Task instructions: Can you write out all the lines word for word, with no pictures?

-------- Rows

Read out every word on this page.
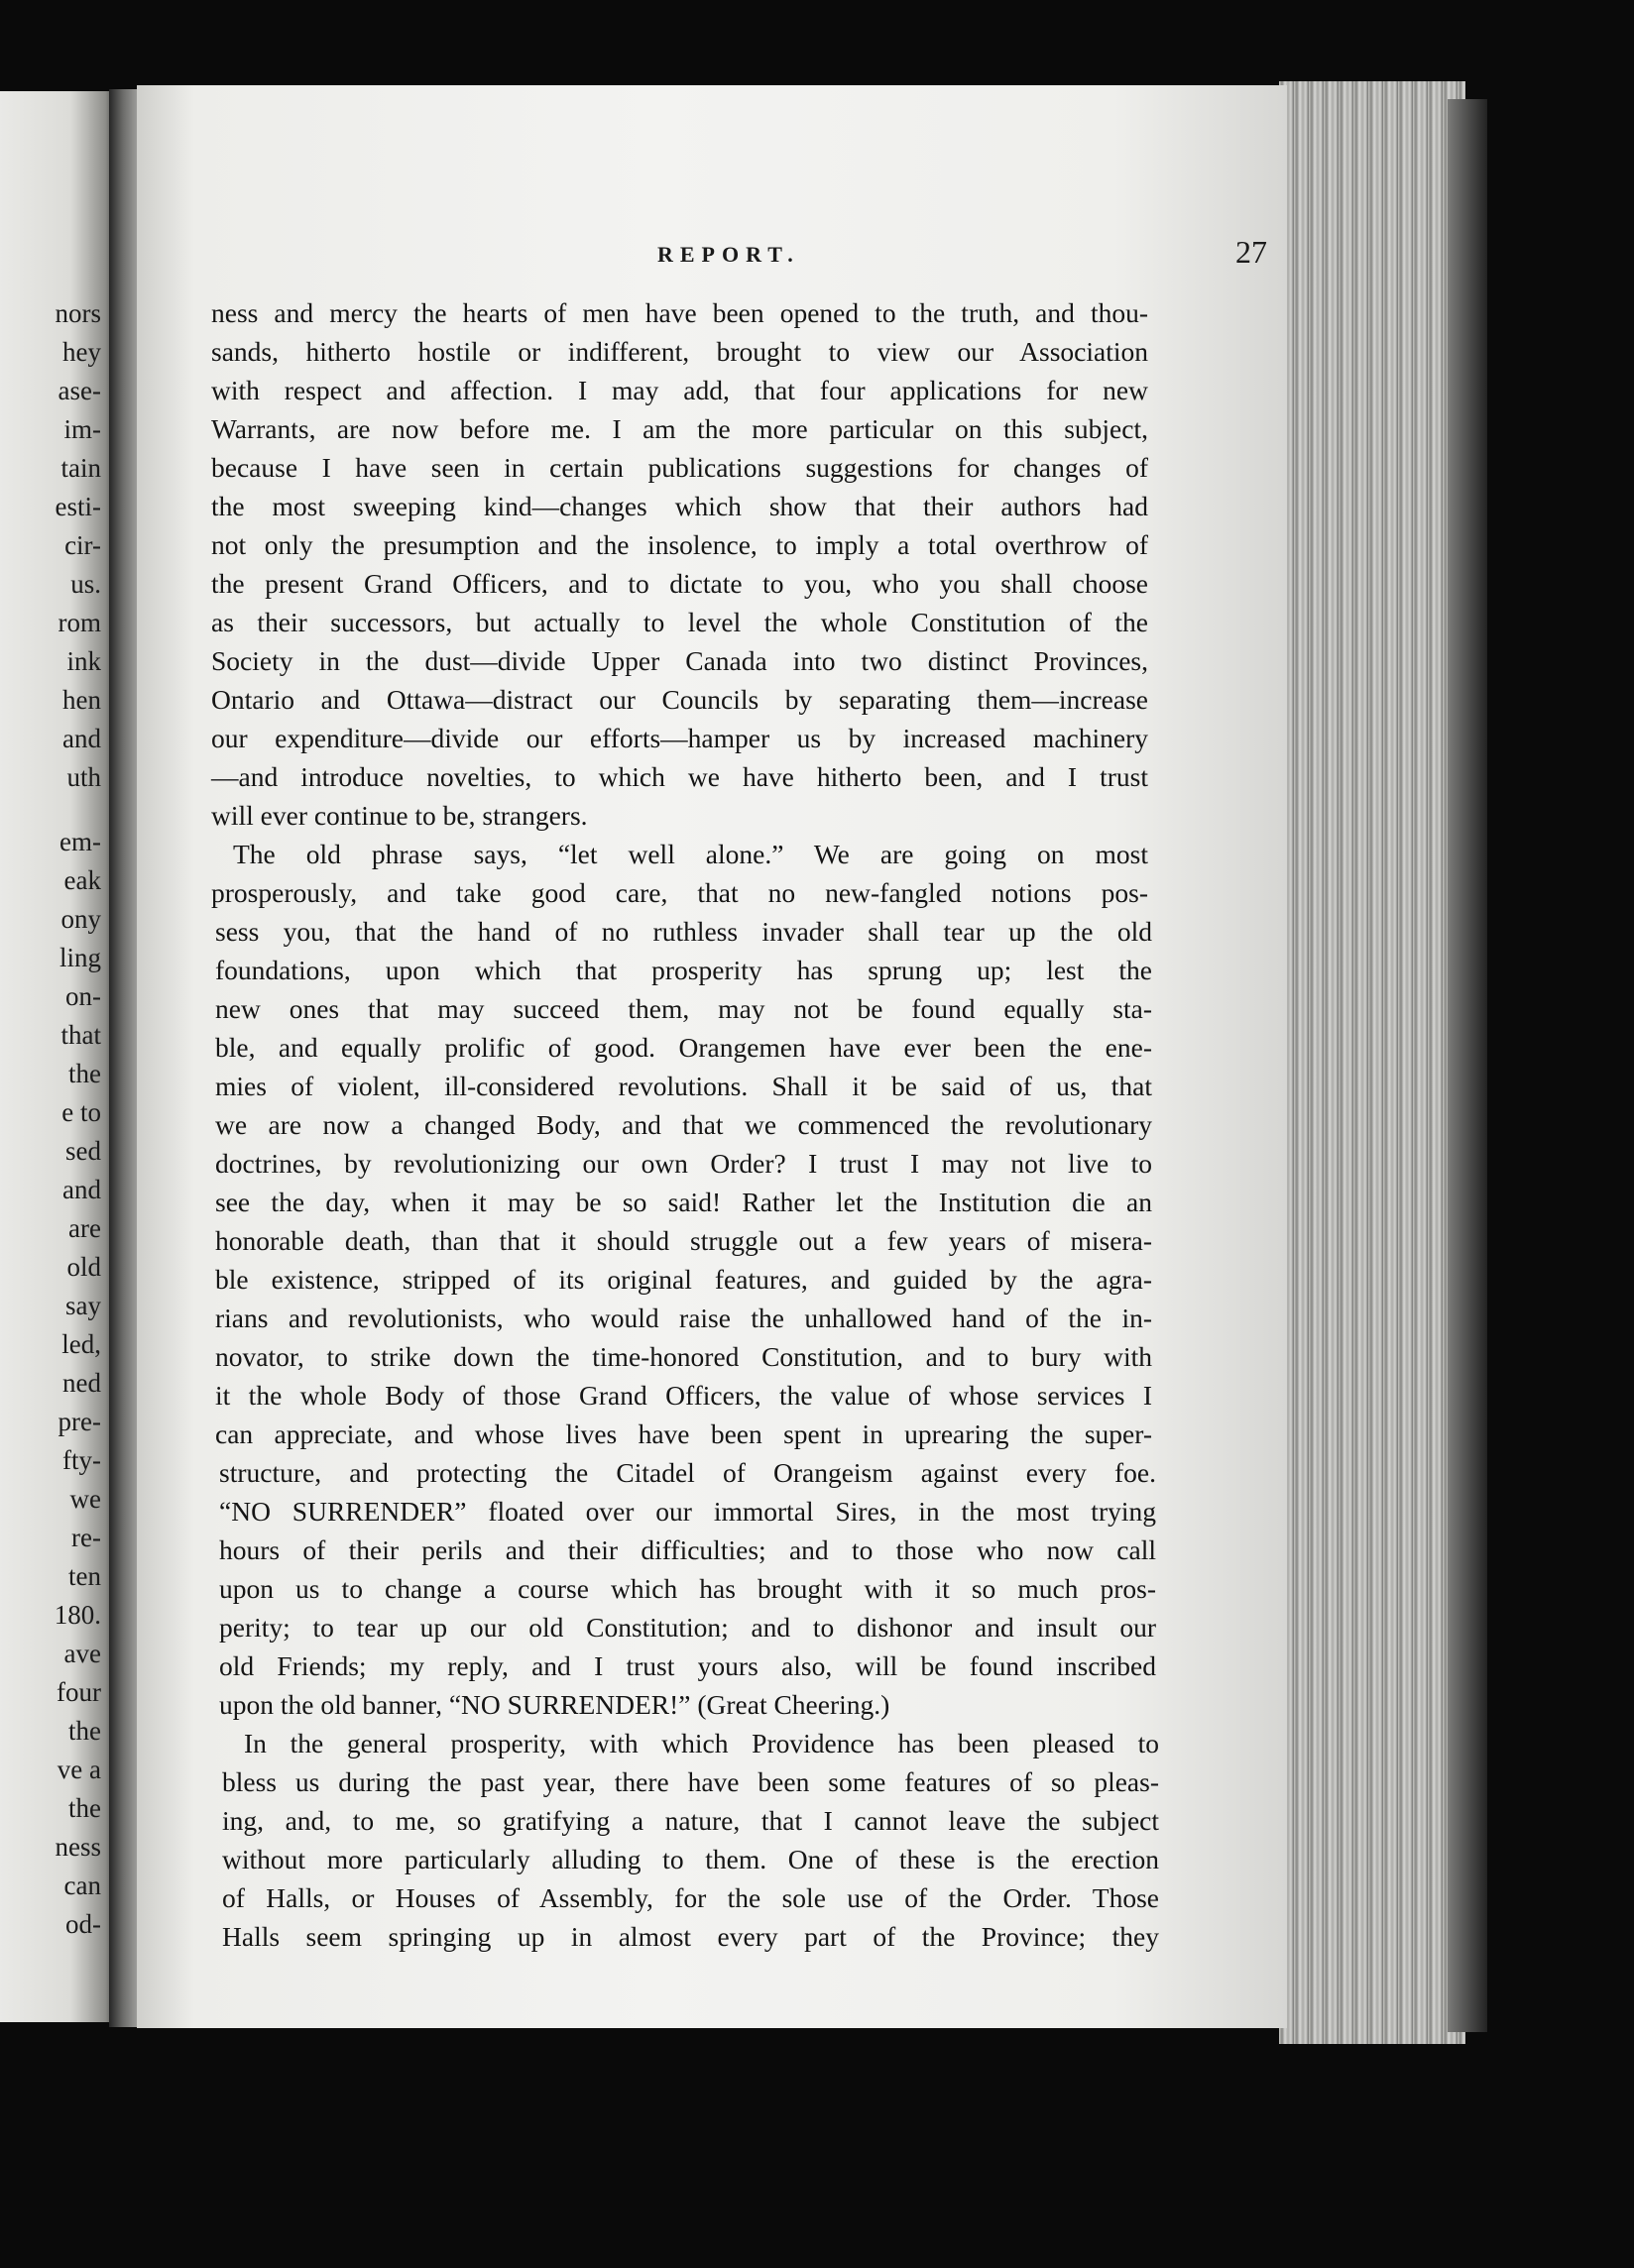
nors
hey
ase-
im-
tain
esti-
cir-
us.
rom
ink
hen
and
uth
em-
eak
ony
ling
on-
that
the
e to
sed
and
are
old
say
led,
ned
pre-
fty-
we
re-
ten
180.
ave
four
the
ve a
the
ness
can
od-
REPORT.	27
ness and mercy the hearts of men have been opened to the truth, and thou-
sands, hitherto hostile or indifferent, brought to view our Association
with respect and affection. I may add, that four applications for new
Warrants, are now before me. I am the more particular on this subject,
because I have seen in certain publications suggestions for changes of
the most sweeping kind—changes which show that their authors had
not only the presumption and the insolence, to imply a total overthrow of
the present Grand Officers, and to dictate to you, who you shall choose
as their successors, but actually to level the whole Constitution of the
Society in the dust—divide Upper Canada into two distinct Provinces,
Ontario and Ottawa—distract our Councils by separating them—increase
our expenditure—divide our efforts—hamper us by increased machinery
—and introduce novelties, to which we have hitherto been, and I trust
will ever continue to be, strangers.
The old phrase says, “let well alone.” We are going on most
prosperously, and take good care, that no new-fangled notions pos-
sess you, that the hand of no ruthless invader shall tear up the old
foundations, upon which that prosperity has sprung up; lest the
new ones that may succeed them, may not be found equally sta-
ble, and equally prolific of good. Orangemen have ever been the ene-
mies of violent, ill-considered revolutions. Shall it be said of us, that
we are now a changed Body, and that we commenced the revolutionary
doctrines, by revolutionizing our own Order? I trust I may not live to
see the day, when it may be so said! Rather let the Institution die an
honorable death, than that it should struggle out a few years of misera-
ble existence, stripped of its original features, and guided by the agra-
rians and revolutionists, who would raise the unhallowed hand of the in-
novator, to strike down the time-honored Constitution, and to bury with
it the whole Body of those Grand Officers, the value of whose services I
can appreciate, and whose lives have been spent in uprearing the super-
structure, and protecting the Citadel of Orangeism against every foe.
“NO SURRENDER” floated over our immortal Sires, in the most trying
hours of their perils and their difficulties; and to those who now call
upon us to change a course which has brought with it so much pros-
perity; to tear up our old Constitution; and to dishonor and insult our
old Friends; my reply, and I trust yours also, will be found inscribed
upon the old banner, “NO SURRENDER!” (Great Cheering.)
In the general prosperity, with which Providence has been pleased to
bless us during the past year, there have been some features of so pleas-
ing, and, to me, so gratifying a nature, that I cannot leave the subject
without more particularly alluding to them. One of these is the erection
of Halls, or Houses of Assembly, for the sole use of the Order. Those
Halls seem springing up in almost every part of the Province; they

----------------

Output of the exercise:
Read out every word on this page.
nors
hey
ase-
im-
tain
esti-
cir-
us.
rom
ink
hen
and
uth
em-
eak
ony
ling
on-
that
the
e to
sed
and
are
old
say
led,
ned
pre-
fty-
we
re-
ten
180.
ave
four
the
ve a
the
ness
can
od-
REPORT.	27
ness and mercy the hearts of men have been opened to the truth, and thou-
sands, hitherto hostile or indifferent, brought to view our Association
with respect and affection. I may add, that four applications for new
Warrants, are now before me. I am the more particular on this subject,
because I have seen in certain publications suggestions for changes of
the most sweeping kind—changes which show that their authors had
not only the presumption and the insolence, to imply a total overthrow of
the present Grand Officers, and to dictate to you, who you shall choose
as their successors, but actually to level the whole Constitution of the
Society in the dust—divide Upper Canada into two distinct Provinces,
Ontario and Ottawa—distract our Councils by separating them—increase
our expenditure—divide our efforts—hamper us by increased machinery
—and introduce novelties, to which we have hitherto been, and I trust
will ever continue to be, strangers.
The old phrase says, “let well alone.” We are going on most
prosperously, and take good care, that no new-fangled notions pos-
sess you, that the hand of no ruthless invader shall tear up the old
foundations, upon which that prosperity has sprung up; lest the
new ones that may succeed them, may not be found equally sta-
ble, and equally prolific of good. Orangemen have ever been the ene-
mies of violent, ill-considered revolutions. Shall it be said of us, that
we are now a changed Body, and that we commenced the revolutionary
doctrines, by revolutionizing our own Order? I trust I may not live to
see the day, when it may be so said! Rather let the Institution die an
honorable death, than that it should struggle out a few years of misera-
ble existence, stripped of its original features, and guided by the agra-
rians and revolutionists, who would raise the unhallowed hand of the in-
novator, to strike down the time-honored Constitution, and to bury with
it the whole Body of those Grand Officers, the value of whose services I
can appreciate, and whose lives have been spent in uprearing the super-
structure, and protecting the Citadel of Orangeism against every foe.
“NO SURRENDER” floated over our immortal Sires, in the most trying
hours of their perils and their difficulties; and to those who now call
upon us to change a course which has brought with it so much pros-
perity; to tear up our old Constitution; and to dishonor and insult our
old Friends; my reply, and I trust yours also, will be found inscribed
upon the old banner, “NO SURRENDER!” (Great Cheering.)
In the general prosperity, with which Providence has been pleased to
bless us during the past year, there have been some features of so pleas-
ing, and, to me, so gratifying a nature, that I cannot leave the subject
without more particularly alluding to them. One of these is the erection
of Halls, or Houses of Assembly, for the sole use of the Order. Those
Halls seem springing up in almost every part of the Province; they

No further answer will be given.